=== RECORDS PROVIDED ===
# # #

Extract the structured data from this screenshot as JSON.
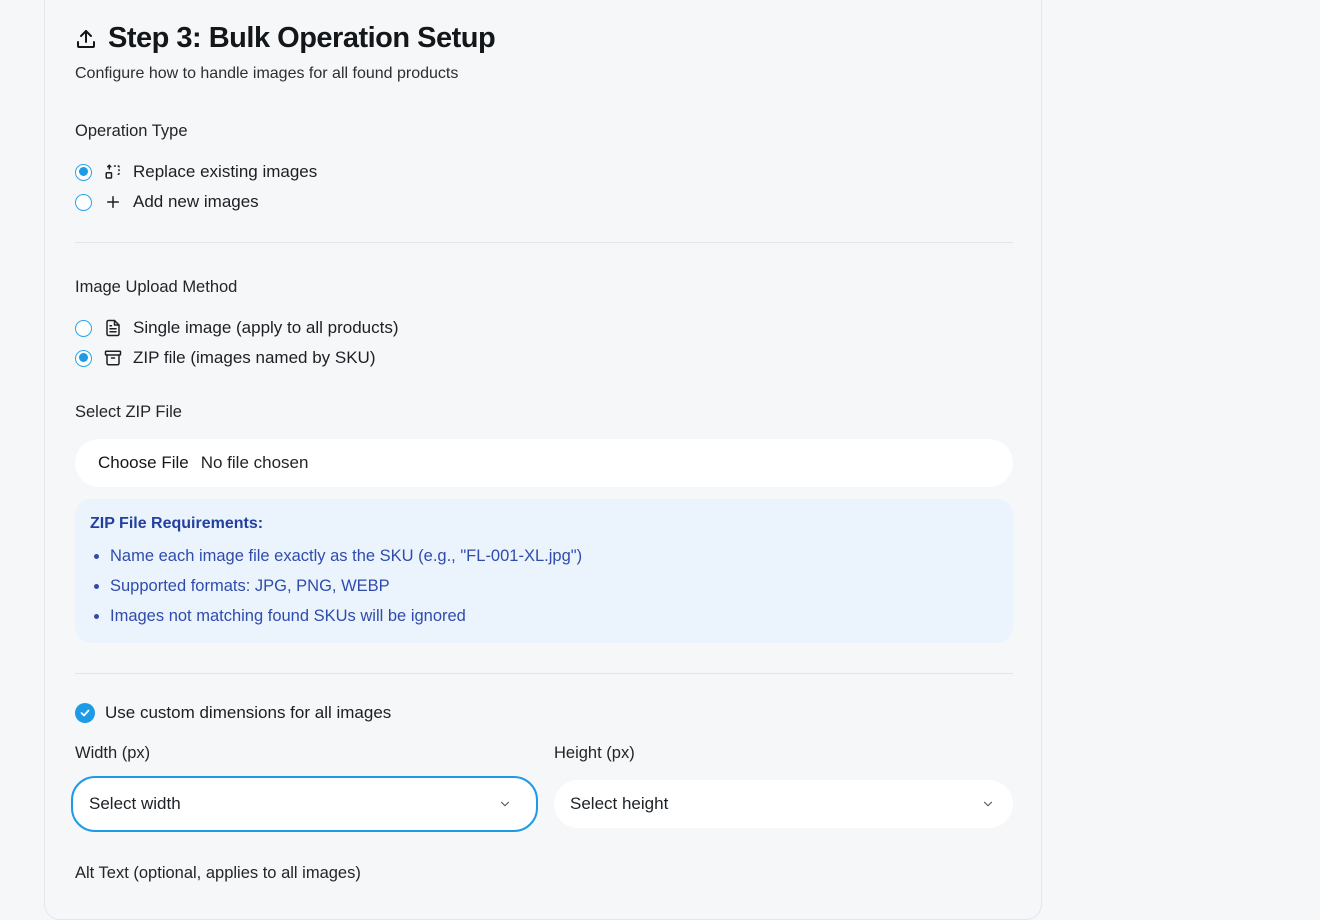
{
  "header": {
    "title": "Step 3: Bulk Operation Setup",
    "subtitle": "Configure how to handle images for all found products",
    "icon": "upload-icon"
  },
  "operation_type": {
    "label": "Operation Type",
    "options": [
      {
        "label": "Replace existing images",
        "icon": "replace-icon",
        "checked": true
      },
      {
        "label": "Add new images",
        "icon": "plus-icon",
        "checked": false
      }
    ]
  },
  "upload_method": {
    "label": "Image Upload Method",
    "options": [
      {
        "label": "Single image (apply to all products)",
        "icon": "file-text-icon",
        "checked": false
      },
      {
        "label": "ZIP file (images named by SKU)",
        "icon": "archive-icon",
        "checked": true
      }
    ]
  },
  "zip_file": {
    "label": "Select ZIP File",
    "button_label": "Choose File",
    "status": "No file chosen"
  },
  "requirements": {
    "title": "ZIP File Requirements:",
    "items": [
      "Name each image file exactly as the SKU (e.g., \"FL-001-XL.jpg\")",
      "Supported formats: JPG, PNG, WEBP",
      "Images not matching found SKUs will be ignored"
    ]
  },
  "dimensions": {
    "checkbox_label": "Use custom dimensions for all images",
    "checked": true,
    "width_label": "Width (px)",
    "width_placeholder": "Select width",
    "height_label": "Height (px)",
    "height_placeholder": "Select height"
  },
  "alt_text": {
    "label": "Alt Text (optional, applies to all images)"
  },
  "colors": {
    "accent": "#1d9be6",
    "info_bg": "#ebf3fd",
    "info_text": "#2f4cad"
  }
}
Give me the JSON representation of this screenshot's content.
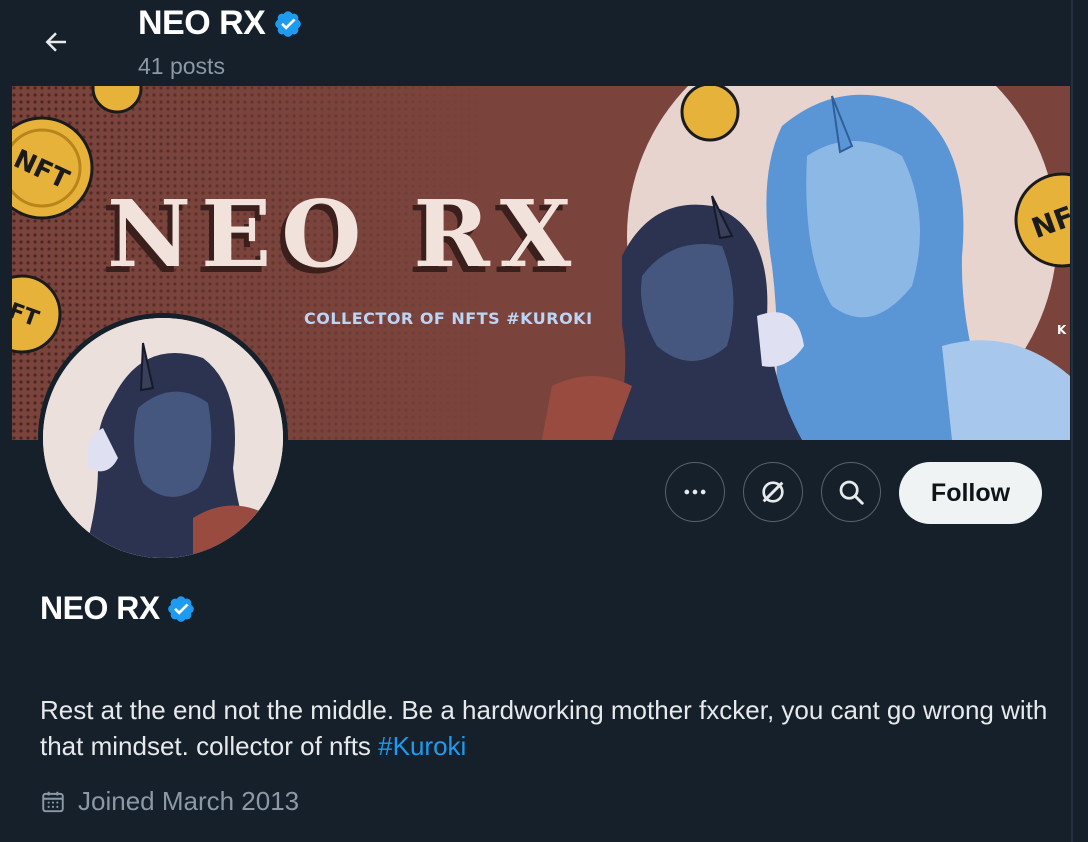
{
  "header": {
    "back_icon": "arrow-left-icon",
    "name": "NEO RX",
    "posts": "41 posts"
  },
  "banner": {
    "title": "NEO RX",
    "subtitle": "COLLECTOR OF NFTS #KUROKI",
    "coin_text": "NFT",
    "coin_text_partial": "FT",
    "coin_text_right": "NF",
    "fan_letter": "K"
  },
  "actions": {
    "more_icon": "more-dots-icon",
    "subscribe_icon": "subscribe-slash-icon",
    "search_icon": "search-icon",
    "follow_label": "Follow"
  },
  "profile": {
    "name": "NEO RX",
    "bio_text": "Rest at the end not the middle. Be a hardworking mother fxcker, you cant go wrong with that mindset. collector of nfts ",
    "bio_hashtag": "#Kuroki",
    "joined": "Joined March 2013",
    "joined_icon": "calendar-icon"
  },
  "colors": {
    "background": "#15202b",
    "accent": "#1d9bf0",
    "muted": "#8b98a5",
    "banner_brown": "#7a443d",
    "follow_bg": "#eff3f4"
  }
}
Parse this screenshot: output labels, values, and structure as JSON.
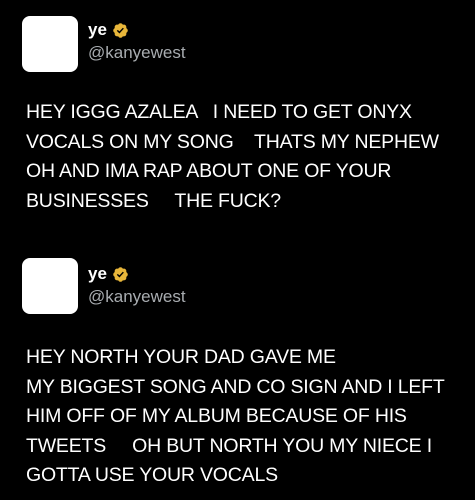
{
  "colors": {
    "background": "#000000",
    "text": "#ffffff",
    "handle": "#a8acb0",
    "avatar": "#ffffff",
    "verified_badge": "#e8b63a"
  },
  "tweets": [
    {
      "author": {
        "name": "ye",
        "handle": "@kanyewest",
        "verified_icon": "verified-badge-icon"
      },
      "lines": [
        "HEY IGGG AZALEA   I NEED TO GET ONYX",
        "VOCALS ON MY SONG    THATS MY NEPHEW",
        "OH AND IMA RAP ABOUT ONE OF YOUR",
        "BUSINESSES     THE FUCK?"
      ]
    },
    {
      "author": {
        "name": "ye",
        "handle": "@kanyewest",
        "verified_icon": "verified-badge-icon"
      },
      "lines": [
        "HEY NORTH YOUR DAD GAVE ME",
        "MY BIGGEST SONG AND CO SIGN AND I LEFT",
        "HIM OFF OF MY ALBUM BECAUSE OF HIS",
        "TWEETS     OH BUT NORTH YOU MY NIECE I",
        "GOTTA USE YOUR VOCALS"
      ]
    }
  ]
}
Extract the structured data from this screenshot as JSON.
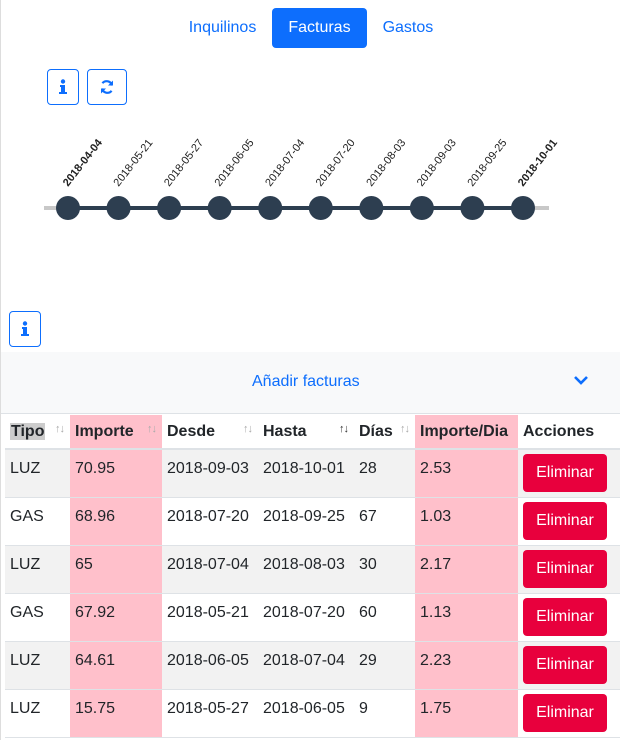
{
  "nav": {
    "tabs": [
      "Inquilinos",
      "Facturas",
      "Gastos"
    ],
    "active": "Facturas"
  },
  "toolbar": {
    "info_icon": "info-icon",
    "refresh_icon": "refresh-icon"
  },
  "timeline": {
    "dates": [
      "2018-04-04",
      "2018-05-21",
      "2018-05-27",
      "2018-06-05",
      "2018-07-04",
      "2018-07-20",
      "2018-08-03",
      "2018-09-03",
      "2018-09-25",
      "2018-10-01"
    ],
    "bold": [
      "2018-04-04",
      "2018-10-01"
    ],
    "colors": {
      "line": "#2d3e50",
      "dot": "#2d3e50",
      "track": "#c8c8c8"
    }
  },
  "collapse": {
    "title": "Añadir facturas",
    "icon": "chevron-down-icon"
  },
  "table": {
    "headers": [
      "Tipo",
      "Importe",
      "Desde",
      "Hasta",
      "Días",
      "Importe/Dia",
      "Acciones"
    ],
    "rows": [
      {
        "tipo": "LUZ",
        "importe": "70.95",
        "desde": "2018-09-03",
        "hasta": "2018-10-01",
        "dias": "28",
        "importe_dia": "2.53",
        "action": "Eliminar"
      },
      {
        "tipo": "GAS",
        "importe": "68.96",
        "desde": "2018-07-20",
        "hasta": "2018-09-25",
        "dias": "67",
        "importe_dia": "1.03",
        "action": "Eliminar"
      },
      {
        "tipo": "LUZ",
        "importe": "65",
        "desde": "2018-07-04",
        "hasta": "2018-08-03",
        "dias": "30",
        "importe_dia": "2.17",
        "action": "Eliminar"
      },
      {
        "tipo": "GAS",
        "importe": "67.92",
        "desde": "2018-05-21",
        "hasta": "2018-07-20",
        "dias": "60",
        "importe_dia": "1.13",
        "action": "Eliminar"
      },
      {
        "tipo": "LUZ",
        "importe": "64.61",
        "desde": "2018-06-05",
        "hasta": "2018-07-04",
        "dias": "29",
        "importe_dia": "2.23",
        "action": "Eliminar"
      },
      {
        "tipo": "LUZ",
        "importe": "15.75",
        "desde": "2018-05-27",
        "hasta": "2018-06-05",
        "dias": "9",
        "importe_dia": "1.75",
        "action": "Eliminar"
      }
    ]
  },
  "colors": {
    "accent": "#0d6efd",
    "highlight_column": "#ffc0cb",
    "danger": "#e8003d"
  }
}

# # #

=== WORK REQUIRED ===
Write out the entries above word for word. Do not include the pictures.

=== EXERCISE ANSWER ===
Extract the structured data from this screenshot as JSON.
{
  "header": {
    "title": "Step 3: Bulk Operation Setup",
    "subtitle": "Configure how to handle images for all found products",
    "icon": "upload-icon"
  },
  "operation_type": {
    "label": "Operation Type",
    "options": [
      {
        "label": "Replace existing images",
        "icon": "replace-icon",
        "checked": true
      },
      {
        "label": "Add new images",
        "icon": "plus-icon",
        "checked": false
      }
    ]
  },
  "upload_method": {
    "label": "Image Upload Method",
    "options": [
      {
        "label": "Single image (apply to all products)",
        "icon": "file-text-icon",
        "checked": false
      },
      {
        "label": "ZIP file (images named by SKU)",
        "icon": "archive-icon",
        "checked": true
      }
    ]
  },
  "zip_file": {
    "label": "Select ZIP File",
    "button_label": "Choose File",
    "status": "No file chosen"
  },
  "requirements": {
    "title": "ZIP File Requirements:",
    "items": [
      "Name each image file exactly as the SKU (e.g., \"FL-001-XL.jpg\")",
      "Supported formats: JPG, PNG, WEBP",
      "Images not matching found SKUs will be ignored"
    ]
  },
  "dimensions": {
    "checkbox_label": "Use custom dimensions for all images",
    "checked": true,
    "width_label": "Width (px)",
    "width_placeholder": "Select width",
    "height_label": "Height (px)",
    "height_placeholder": "Select height"
  },
  "alt_text": {
    "label": "Alt Text (optional, applies to all images)"
  },
  "colors": {
    "accent": "#1d9be6",
    "info_bg": "#ebf3fd",
    "info_text": "#2f4cad"
  }
}
Give me the JSON representation of this screenshot's content.
{
  "header": {
    "back_icon": "arrow-left-icon",
    "name": "NEO RX",
    "posts": "41 posts"
  },
  "banner": {
    "title": "NEO RX",
    "subtitle": "COLLECTOR OF NFTS #KUROKI",
    "coin_text": "NFT",
    "coin_text_partial": "FT",
    "coin_text_right": "NF",
    "fan_letter": "K"
  },
  "actions": {
    "more_icon": "more-dots-icon",
    "subscribe_icon": "subscribe-slash-icon",
    "search_icon": "search-icon",
    "follow_label": "Follow"
  },
  "profile": {
    "name": "NEO RX",
    "bio_text": "Rest at the end not the middle. Be a hardworking mother fxcker, you cant go wrong with that mindset. collector of nfts ",
    "bio_hashtag": "#Kuroki",
    "joined": "Joined March 2013",
    "joined_icon": "calendar-icon"
  },
  "colors": {
    "background": "#15202b",
    "accent": "#1d9bf0",
    "muted": "#8b98a5",
    "banner_brown": "#7a443d",
    "follow_bg": "#eff3f4"
  }
}
Parse this screenshot: output labels, values, and structure as JSON.
{
  "colors": {
    "background": "#000000",
    "text": "#ffffff",
    "handle": "#a8acb0",
    "avatar": "#ffffff",
    "verified_badge": "#e8b63a"
  },
  "tweets": [
    {
      "author": {
        "name": "ye",
        "handle": "@kanyewest",
        "verified_icon": "verified-badge-icon"
      },
      "lines": [
        "HEY IGGG AZALEA   I NEED TO GET ONYX",
        "VOCALS ON MY SONG    THATS MY NEPHEW",
        "OH AND IMA RAP ABOUT ONE OF YOUR",
        "BUSINESSES     THE FUCK?"
      ]
    },
    {
      "author": {
        "name": "ye",
        "handle": "@kanyewest",
        "verified_icon": "verified-badge-icon"
      },
      "lines": [
        "HEY NORTH YOUR DAD GAVE ME",
        "MY BIGGEST SONG AND CO SIGN AND I LEFT",
        "HIM OFF OF MY ALBUM BECAUSE OF HIS",
        "TWEETS     OH BUT NORTH YOU MY NIECE I",
        "GOTTA USE YOUR VOCALS"
      ]
    }
  ]
}
Extract the structured data from this screenshot as JSON.
{
  "nav": {
    "tabs": [
      "Inquilinos",
      "Facturas",
      "Gastos"
    ],
    "active": "Facturas"
  },
  "toolbar": {
    "info_icon": "info-icon",
    "refresh_icon": "refresh-icon"
  },
  "timeline": {
    "dates": [
      "2018-04-04",
      "2018-05-21",
      "2018-05-27",
      "2018-06-05",
      "2018-07-04",
      "2018-07-20",
      "2018-08-03",
      "2018-09-03",
      "2018-09-25",
      "2018-10-01"
    ],
    "bold": [
      "2018-04-04",
      "2018-10-01"
    ],
    "colors": {
      "line": "#2d3e50",
      "dot": "#2d3e50",
      "track": "#c8c8c8"
    }
  },
  "collapse": {
    "title": "Añadir facturas",
    "icon": "chevron-down-icon"
  },
  "table": {
    "headers": [
      "Tipo",
      "Importe",
      "Desde",
      "Hasta",
      "Días",
      "Importe/Dia",
      "Acciones"
    ],
    "rows": [
      {
        "tipo": "LUZ",
        "importe": "70.95",
        "desde": "2018-09-03",
        "hasta": "2018-10-01",
        "dias": "28",
        "importe_dia": "2.53",
        "action": "Eliminar"
      },
      {
        "tipo": "GAS",
        "importe": "68.96",
        "desde": "2018-07-20",
        "hasta": "2018-09-25",
        "dias": "67",
        "importe_dia": "1.03",
        "action": "Eliminar"
      },
      {
        "tipo": "LUZ",
        "importe": "65",
        "desde": "2018-07-04",
        "hasta": "2018-08-03",
        "dias": "30",
        "importe_dia": "2.17",
        "action": "Eliminar"
      },
      {
        "tipo": "GAS",
        "importe": "67.92",
        "desde": "2018-05-21",
        "hasta": "2018-07-20",
        "dias": "60",
        "importe_dia": "1.13",
        "action": "Eliminar"
      },
      {
        "tipo": "LUZ",
        "importe": "64.61",
        "desde": "2018-06-05",
        "hasta": "2018-07-04",
        "dias": "29",
        "importe_dia": "2.23",
        "action": "Eliminar"
      },
      {
        "tipo": "LUZ",
        "importe": "15.75",
        "desde": "2018-05-27",
        "hasta": "2018-06-05",
        "dias": "9",
        "importe_dia": "1.75",
        "action": "Eliminar"
      }
    ]
  },
  "colors": {
    "accent": "#0d6efd",
    "highlight_column": "#ffc0cb",
    "danger": "#e8003d"
  }
}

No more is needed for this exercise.